» **TASK TO COMPLETE**: From the records below, pull each line that has "coscritti".

» **DATA ENTRIES**:

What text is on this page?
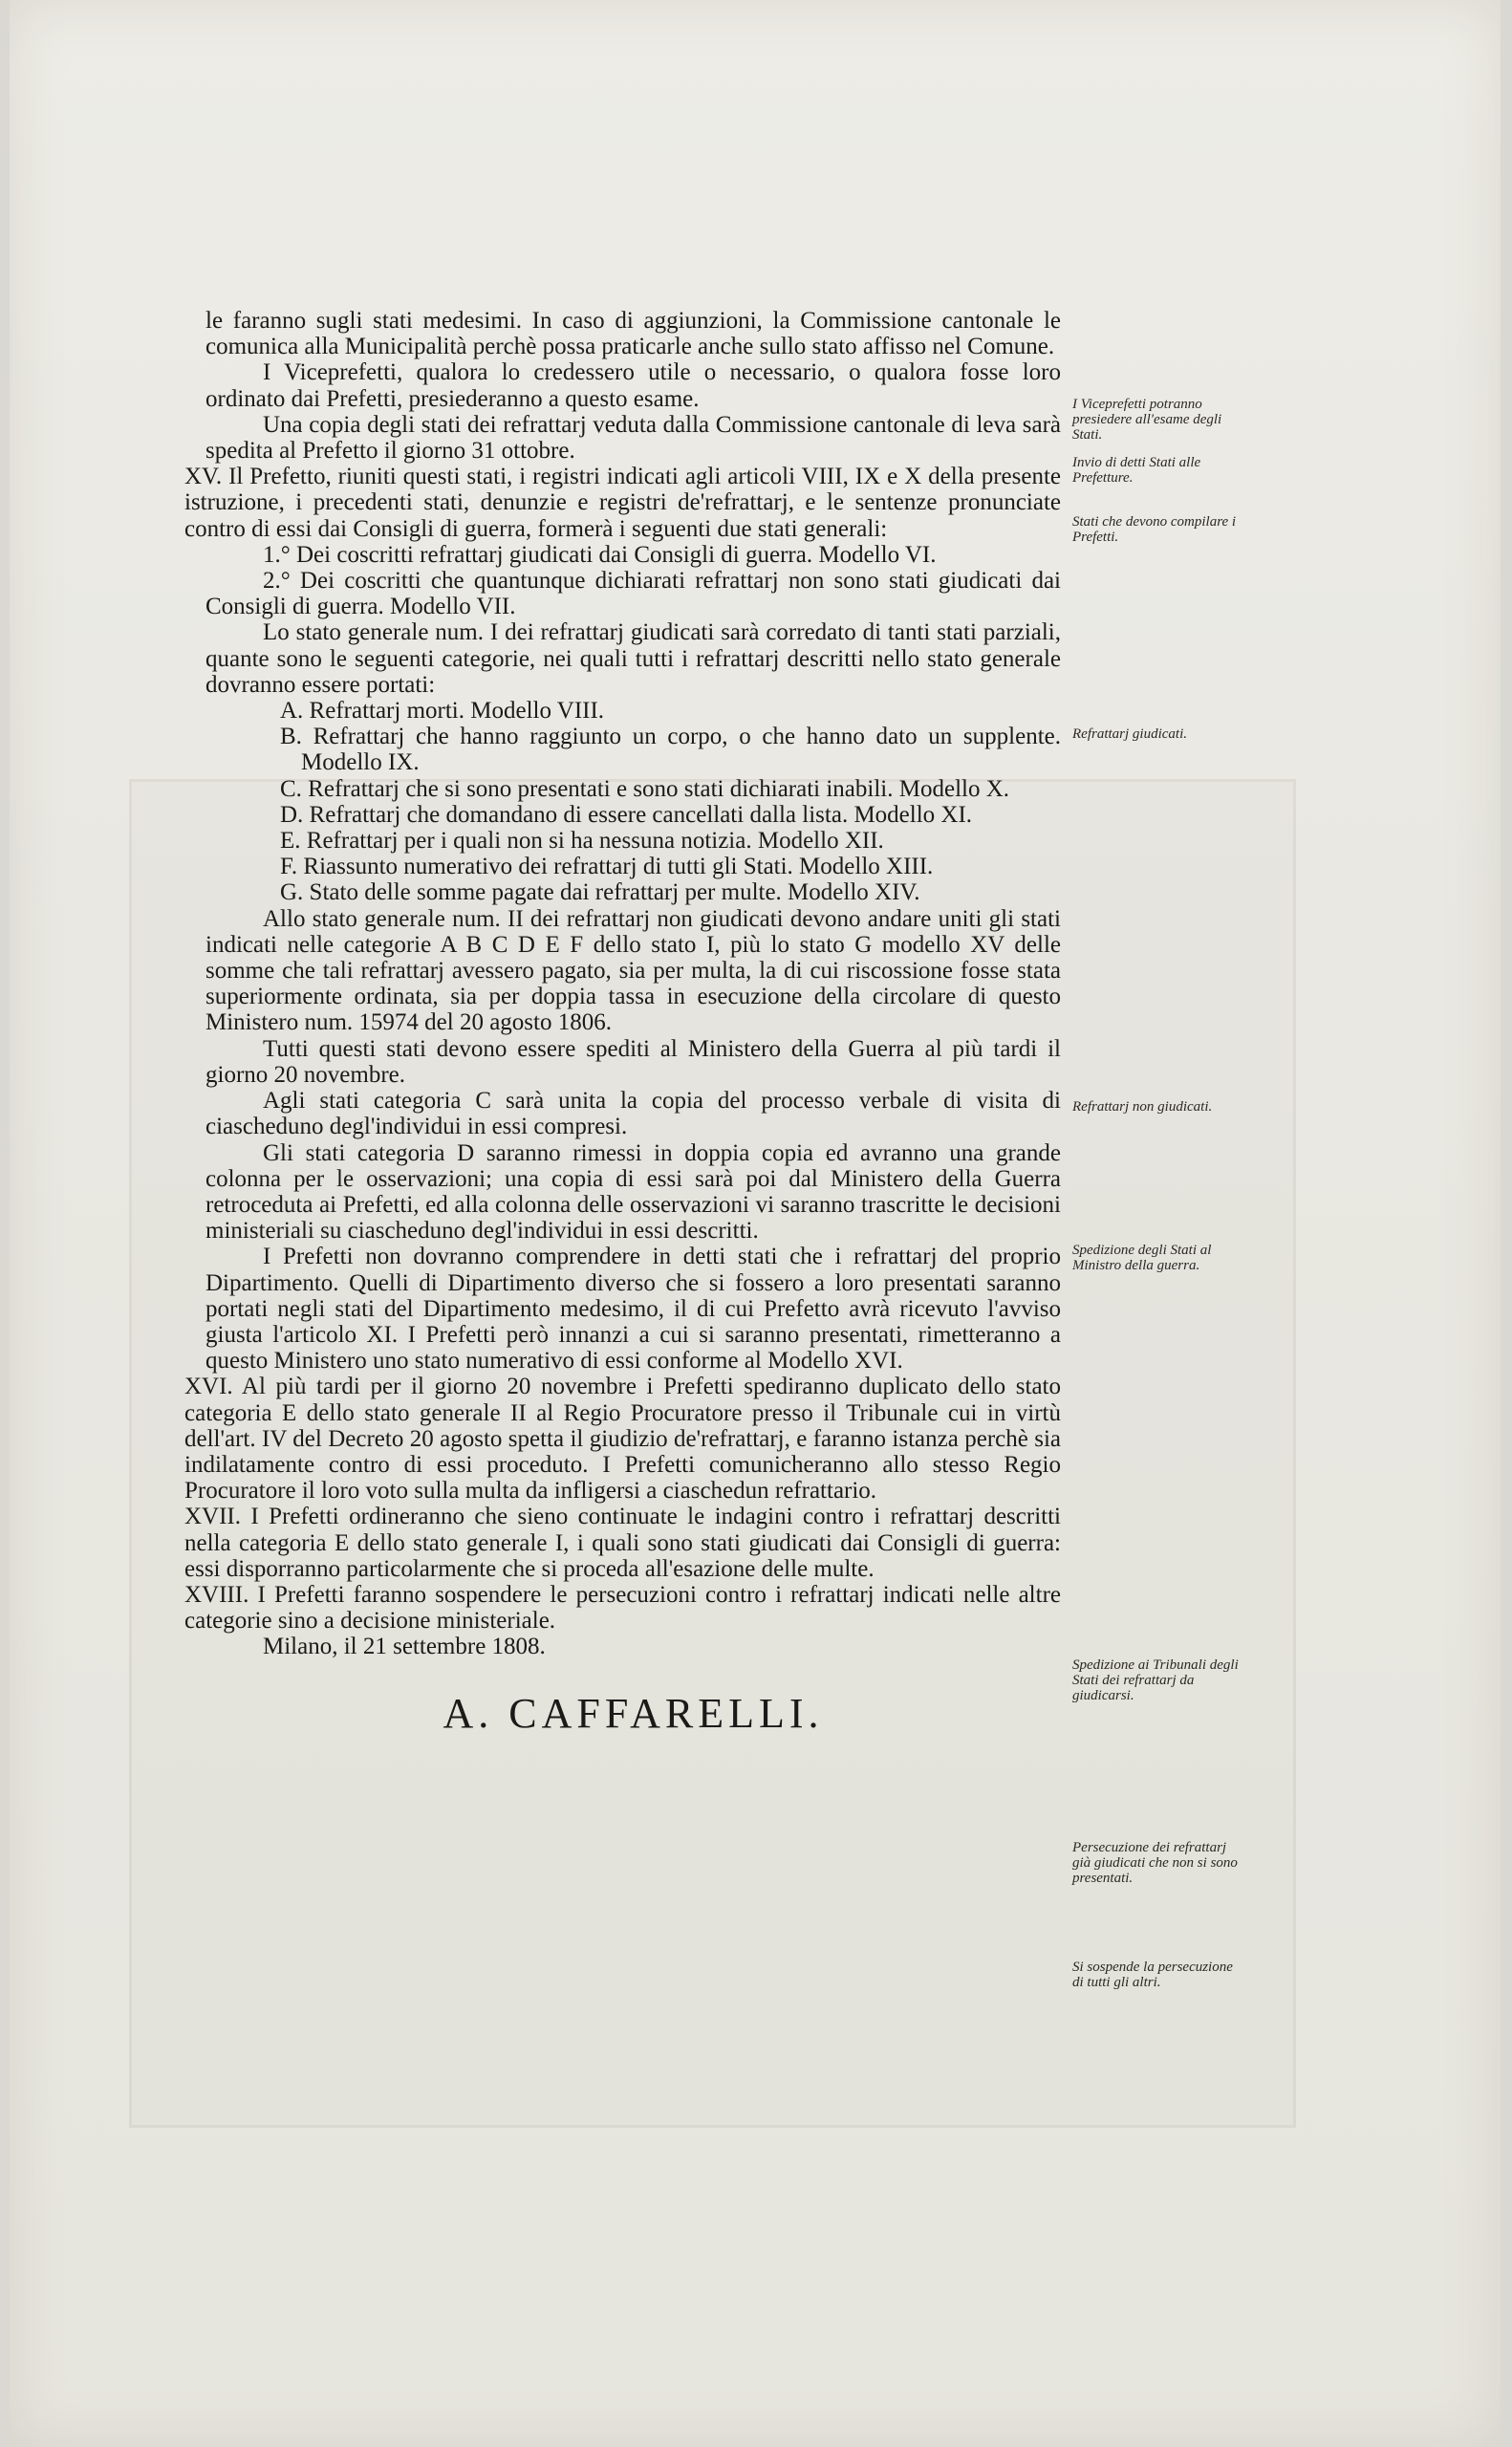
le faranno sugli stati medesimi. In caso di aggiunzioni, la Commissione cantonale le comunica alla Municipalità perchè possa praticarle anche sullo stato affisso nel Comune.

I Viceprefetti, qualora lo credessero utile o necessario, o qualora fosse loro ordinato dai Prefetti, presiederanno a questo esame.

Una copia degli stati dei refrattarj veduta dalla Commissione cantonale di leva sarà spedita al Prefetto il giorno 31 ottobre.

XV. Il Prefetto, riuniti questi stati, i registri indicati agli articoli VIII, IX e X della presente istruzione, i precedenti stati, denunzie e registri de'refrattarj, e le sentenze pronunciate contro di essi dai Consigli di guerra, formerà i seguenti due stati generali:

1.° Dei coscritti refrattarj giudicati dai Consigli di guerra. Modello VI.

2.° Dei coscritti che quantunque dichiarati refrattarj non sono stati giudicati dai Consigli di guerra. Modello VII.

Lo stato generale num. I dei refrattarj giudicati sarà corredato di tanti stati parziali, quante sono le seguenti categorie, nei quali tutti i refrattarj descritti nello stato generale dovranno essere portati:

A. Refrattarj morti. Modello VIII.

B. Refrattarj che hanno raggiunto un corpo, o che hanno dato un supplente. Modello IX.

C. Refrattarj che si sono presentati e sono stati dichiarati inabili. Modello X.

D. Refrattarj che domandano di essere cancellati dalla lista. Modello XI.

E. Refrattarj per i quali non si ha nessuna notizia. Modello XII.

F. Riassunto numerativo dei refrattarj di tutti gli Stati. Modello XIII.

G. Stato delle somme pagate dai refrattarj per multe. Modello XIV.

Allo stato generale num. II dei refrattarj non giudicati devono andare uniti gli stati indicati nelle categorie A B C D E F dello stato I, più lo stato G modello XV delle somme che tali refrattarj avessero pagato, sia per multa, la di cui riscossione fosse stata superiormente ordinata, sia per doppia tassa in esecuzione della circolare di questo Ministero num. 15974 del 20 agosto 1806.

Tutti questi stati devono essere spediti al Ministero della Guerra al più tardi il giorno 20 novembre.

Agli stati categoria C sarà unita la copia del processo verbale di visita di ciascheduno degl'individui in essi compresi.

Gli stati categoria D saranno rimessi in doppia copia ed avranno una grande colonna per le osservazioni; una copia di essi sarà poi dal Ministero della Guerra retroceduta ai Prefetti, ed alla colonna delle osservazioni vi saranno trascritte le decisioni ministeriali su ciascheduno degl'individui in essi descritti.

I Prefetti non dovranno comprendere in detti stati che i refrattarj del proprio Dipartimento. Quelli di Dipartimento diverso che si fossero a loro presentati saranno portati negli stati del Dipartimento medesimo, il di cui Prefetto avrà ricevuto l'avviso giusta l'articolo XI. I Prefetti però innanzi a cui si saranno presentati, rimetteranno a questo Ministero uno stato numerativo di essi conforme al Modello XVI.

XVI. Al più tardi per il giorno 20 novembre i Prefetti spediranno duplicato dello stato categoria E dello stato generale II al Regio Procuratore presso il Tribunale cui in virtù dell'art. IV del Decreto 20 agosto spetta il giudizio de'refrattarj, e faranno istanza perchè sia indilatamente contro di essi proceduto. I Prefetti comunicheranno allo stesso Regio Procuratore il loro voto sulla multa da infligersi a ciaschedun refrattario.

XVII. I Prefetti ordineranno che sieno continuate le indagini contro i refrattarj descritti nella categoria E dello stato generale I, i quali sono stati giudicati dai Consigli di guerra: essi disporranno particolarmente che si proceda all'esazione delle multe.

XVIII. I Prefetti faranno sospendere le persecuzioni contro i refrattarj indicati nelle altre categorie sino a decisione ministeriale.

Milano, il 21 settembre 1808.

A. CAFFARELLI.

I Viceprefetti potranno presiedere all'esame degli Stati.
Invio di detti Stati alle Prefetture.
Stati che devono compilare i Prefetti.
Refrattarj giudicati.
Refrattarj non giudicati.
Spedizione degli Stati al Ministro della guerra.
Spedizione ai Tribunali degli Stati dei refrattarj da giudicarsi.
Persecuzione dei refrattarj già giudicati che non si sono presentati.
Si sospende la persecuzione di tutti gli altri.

» **EXERCISE SOLUTION**:
1.° Dei coscritti refrattarj giudicati dai Consigli di guerra. Modello VI.
2.° Dei coscritti che quantunque dichiarati refrattarj non sono stati giudicati dai Consigli di guerra. Modello VII.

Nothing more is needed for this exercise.